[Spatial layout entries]
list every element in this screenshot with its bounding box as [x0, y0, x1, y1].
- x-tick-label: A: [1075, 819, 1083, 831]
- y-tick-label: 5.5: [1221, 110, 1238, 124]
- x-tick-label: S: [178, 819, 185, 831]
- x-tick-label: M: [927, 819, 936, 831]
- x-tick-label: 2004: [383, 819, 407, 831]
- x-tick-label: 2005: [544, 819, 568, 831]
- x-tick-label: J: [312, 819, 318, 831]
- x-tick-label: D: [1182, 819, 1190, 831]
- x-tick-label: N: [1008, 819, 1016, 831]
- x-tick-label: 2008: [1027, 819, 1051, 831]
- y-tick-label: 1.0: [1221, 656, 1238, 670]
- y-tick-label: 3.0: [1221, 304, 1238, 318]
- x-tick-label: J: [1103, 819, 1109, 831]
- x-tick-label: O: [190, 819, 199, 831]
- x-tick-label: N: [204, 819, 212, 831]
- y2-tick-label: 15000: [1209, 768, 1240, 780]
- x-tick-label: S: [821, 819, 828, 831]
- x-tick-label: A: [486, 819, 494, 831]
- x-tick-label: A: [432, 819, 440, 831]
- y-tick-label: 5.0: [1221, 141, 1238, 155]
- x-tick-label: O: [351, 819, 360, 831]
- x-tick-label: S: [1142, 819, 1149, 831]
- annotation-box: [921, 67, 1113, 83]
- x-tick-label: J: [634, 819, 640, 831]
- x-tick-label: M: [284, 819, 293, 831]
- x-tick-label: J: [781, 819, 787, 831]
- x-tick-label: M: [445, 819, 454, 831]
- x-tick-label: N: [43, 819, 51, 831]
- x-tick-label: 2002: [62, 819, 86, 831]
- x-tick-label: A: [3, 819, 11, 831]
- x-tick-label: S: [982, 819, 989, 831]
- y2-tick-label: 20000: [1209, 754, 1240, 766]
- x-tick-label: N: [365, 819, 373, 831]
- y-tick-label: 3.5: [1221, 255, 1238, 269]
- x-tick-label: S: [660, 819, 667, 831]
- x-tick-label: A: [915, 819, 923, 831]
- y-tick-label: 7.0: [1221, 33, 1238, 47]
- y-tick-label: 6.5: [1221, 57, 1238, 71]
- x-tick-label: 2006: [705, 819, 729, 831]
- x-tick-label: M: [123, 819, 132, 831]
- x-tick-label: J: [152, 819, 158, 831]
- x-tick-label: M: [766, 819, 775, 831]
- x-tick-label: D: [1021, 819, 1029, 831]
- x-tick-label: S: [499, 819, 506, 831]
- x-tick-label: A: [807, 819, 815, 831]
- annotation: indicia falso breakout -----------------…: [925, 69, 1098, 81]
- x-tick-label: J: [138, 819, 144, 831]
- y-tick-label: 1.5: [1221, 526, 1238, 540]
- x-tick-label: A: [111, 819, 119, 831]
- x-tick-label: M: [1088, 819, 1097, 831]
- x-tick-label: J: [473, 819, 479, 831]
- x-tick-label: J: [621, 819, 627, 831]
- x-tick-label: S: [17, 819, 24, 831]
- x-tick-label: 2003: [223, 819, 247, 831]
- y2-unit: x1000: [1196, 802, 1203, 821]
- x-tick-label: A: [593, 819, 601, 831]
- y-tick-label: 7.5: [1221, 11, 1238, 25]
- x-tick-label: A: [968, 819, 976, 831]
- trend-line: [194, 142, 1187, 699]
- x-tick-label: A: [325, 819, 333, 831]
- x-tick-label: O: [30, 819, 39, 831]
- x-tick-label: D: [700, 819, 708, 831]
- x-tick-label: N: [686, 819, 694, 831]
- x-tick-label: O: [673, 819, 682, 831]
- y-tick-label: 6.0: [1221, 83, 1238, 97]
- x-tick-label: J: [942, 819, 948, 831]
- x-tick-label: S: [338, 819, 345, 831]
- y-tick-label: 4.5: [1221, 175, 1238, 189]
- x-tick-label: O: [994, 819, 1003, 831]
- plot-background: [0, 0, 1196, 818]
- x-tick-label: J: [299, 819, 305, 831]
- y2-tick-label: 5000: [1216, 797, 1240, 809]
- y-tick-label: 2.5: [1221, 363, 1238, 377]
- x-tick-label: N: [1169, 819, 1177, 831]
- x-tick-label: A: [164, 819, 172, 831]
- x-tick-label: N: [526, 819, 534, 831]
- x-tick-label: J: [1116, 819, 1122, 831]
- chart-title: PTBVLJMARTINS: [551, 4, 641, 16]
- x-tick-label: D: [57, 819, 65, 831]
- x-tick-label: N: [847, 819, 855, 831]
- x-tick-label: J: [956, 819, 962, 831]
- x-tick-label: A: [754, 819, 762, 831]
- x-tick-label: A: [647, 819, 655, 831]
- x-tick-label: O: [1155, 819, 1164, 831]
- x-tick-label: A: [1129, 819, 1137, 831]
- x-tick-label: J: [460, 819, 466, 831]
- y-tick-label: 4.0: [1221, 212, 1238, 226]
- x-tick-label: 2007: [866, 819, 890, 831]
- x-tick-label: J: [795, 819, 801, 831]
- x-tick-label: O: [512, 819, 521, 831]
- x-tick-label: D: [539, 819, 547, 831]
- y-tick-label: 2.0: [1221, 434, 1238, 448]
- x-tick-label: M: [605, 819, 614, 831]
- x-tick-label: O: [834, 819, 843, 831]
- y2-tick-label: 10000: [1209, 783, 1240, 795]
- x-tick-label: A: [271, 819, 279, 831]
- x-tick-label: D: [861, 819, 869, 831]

Objective — Could you repeat every line of the material above, character for character?

Output for this exercise —
list every element in this screenshot with its bounding box as [x0, y0, x1, y1].
- x-tick-label: A: [1075, 819, 1083, 831]
- y-tick-label: 5.5: [1221, 110, 1238, 124]
- x-tick-label: S: [178, 819, 185, 831]
- x-tick-label: M: [927, 819, 936, 831]
- x-tick-label: 2004: [383, 819, 407, 831]
- x-tick-label: 2005: [544, 819, 568, 831]
- x-tick-label: J: [312, 819, 318, 831]
- x-tick-label: D: [1182, 819, 1190, 831]
- x-tick-label: N: [1008, 819, 1016, 831]
- x-tick-label: 2008: [1027, 819, 1051, 831]
- y-tick-label: 1.0: [1221, 656, 1238, 670]
- y-tick-label: 3.0: [1221, 304, 1238, 318]
- x-tick-label: J: [1103, 819, 1109, 831]
- x-tick-label: O: [190, 819, 199, 831]
- x-tick-label: N: [204, 819, 212, 831]
- y2-tick-label: 15000: [1209, 768, 1240, 780]
- x-tick-label: S: [821, 819, 828, 831]
- x-tick-label: A: [486, 819, 494, 831]
- x-tick-label: A: [432, 819, 440, 831]
- y-tick-label: 5.0: [1221, 141, 1238, 155]
- x-tick-label: O: [351, 819, 360, 831]
- x-tick-label: S: [1142, 819, 1149, 831]
- annotation-box: [921, 67, 1113, 83]
- x-tick-label: J: [634, 819, 640, 831]
- x-tick-label: M: [284, 819, 293, 831]
- x-tick-label: J: [781, 819, 787, 831]
- x-tick-label: M: [445, 819, 454, 831]
- x-tick-label: N: [43, 819, 51, 831]
- x-tick-label: 2002: [62, 819, 86, 831]
- x-tick-label: A: [3, 819, 11, 831]
- x-tick-label: S: [982, 819, 989, 831]
- y2-tick-label: 20000: [1209, 754, 1240, 766]
- x-tick-label: N: [365, 819, 373, 831]
- y-tick-label: 3.5: [1221, 255, 1238, 269]
- x-tick-label: S: [660, 819, 667, 831]
- x-tick-label: A: [915, 819, 923, 831]
- y-tick-label: 7.0: [1221, 33, 1238, 47]
- y-tick-label: 6.5: [1221, 57, 1238, 71]
- x-tick-label: 2006: [705, 819, 729, 831]
- x-tick-label: M: [123, 819, 132, 831]
- x-tick-label: J: [152, 819, 158, 831]
- x-tick-label: M: [766, 819, 775, 831]
- x-tick-label: D: [1021, 819, 1029, 831]
- x-tick-label: S: [499, 819, 506, 831]
- x-tick-label: A: [807, 819, 815, 831]
- annotation: indicia falso breakout -----------------…: [925, 69, 1098, 81]
- x-tick-label: J: [138, 819, 144, 831]
- y-tick-label: 1.5: [1221, 526, 1238, 540]
- x-tick-label: A: [111, 819, 119, 831]
- x-tick-label: M: [1088, 819, 1097, 831]
- x-tick-label: J: [473, 819, 479, 831]
- x-tick-label: J: [621, 819, 627, 831]
- x-tick-label: S: [17, 819, 24, 831]
- x-tick-label: 2003: [223, 819, 247, 831]
- y2-unit: x1000: [1196, 802, 1203, 821]
- x-tick-label: A: [593, 819, 601, 831]
- y-tick-label: 7.5: [1221, 11, 1238, 25]
- x-tick-label: A: [968, 819, 976, 831]
- trend-line: [194, 142, 1187, 699]
- x-tick-label: A: [325, 819, 333, 831]
- x-tick-label: O: [30, 819, 39, 831]
- x-tick-label: D: [700, 819, 708, 831]
- x-tick-label: N: [686, 819, 694, 831]
- x-tick-label: O: [673, 819, 682, 831]
- y-tick-label: 6.0: [1221, 83, 1238, 97]
- x-tick-label: J: [942, 819, 948, 831]
- x-tick-label: S: [338, 819, 345, 831]
- y-tick-label: 4.5: [1221, 175, 1238, 189]
- x-tick-label: O: [994, 819, 1003, 831]
- plot-background: [0, 0, 1196, 818]
- x-tick-label: J: [299, 819, 305, 831]
- y2-tick-label: 5000: [1216, 797, 1240, 809]
- y-tick-label: 2.5: [1221, 363, 1238, 377]
- x-tick-label: N: [1169, 819, 1177, 831]
- x-tick-label: A: [164, 819, 172, 831]
- x-tick-label: N: [526, 819, 534, 831]
- x-tick-label: J: [1116, 819, 1122, 831]
- chart-title: PTBVLJMARTINS: [551, 4, 641, 16]
- x-tick-label: D: [57, 819, 65, 831]
- x-tick-label: N: [847, 819, 855, 831]
- x-tick-label: J: [956, 819, 962, 831]
- x-tick-label: A: [754, 819, 762, 831]
- x-tick-label: A: [647, 819, 655, 831]
- x-tick-label: O: [1155, 819, 1164, 831]
- x-tick-label: A: [1129, 819, 1137, 831]
- x-tick-label: J: [460, 819, 466, 831]
- y-tick-label: 4.0: [1221, 212, 1238, 226]
- x-tick-label: 2007: [866, 819, 890, 831]
- x-tick-label: J: [795, 819, 801, 831]
- x-tick-label: O: [512, 819, 521, 831]
- x-tick-label: D: [539, 819, 547, 831]
- y-tick-label: 2.0: [1221, 434, 1238, 448]
- x-tick-label: M: [605, 819, 614, 831]
- x-tick-label: O: [834, 819, 843, 831]
- y2-tick-label: 10000: [1209, 783, 1240, 795]
- x-tick-label: A: [271, 819, 279, 831]
- x-tick-label: D: [861, 819, 869, 831]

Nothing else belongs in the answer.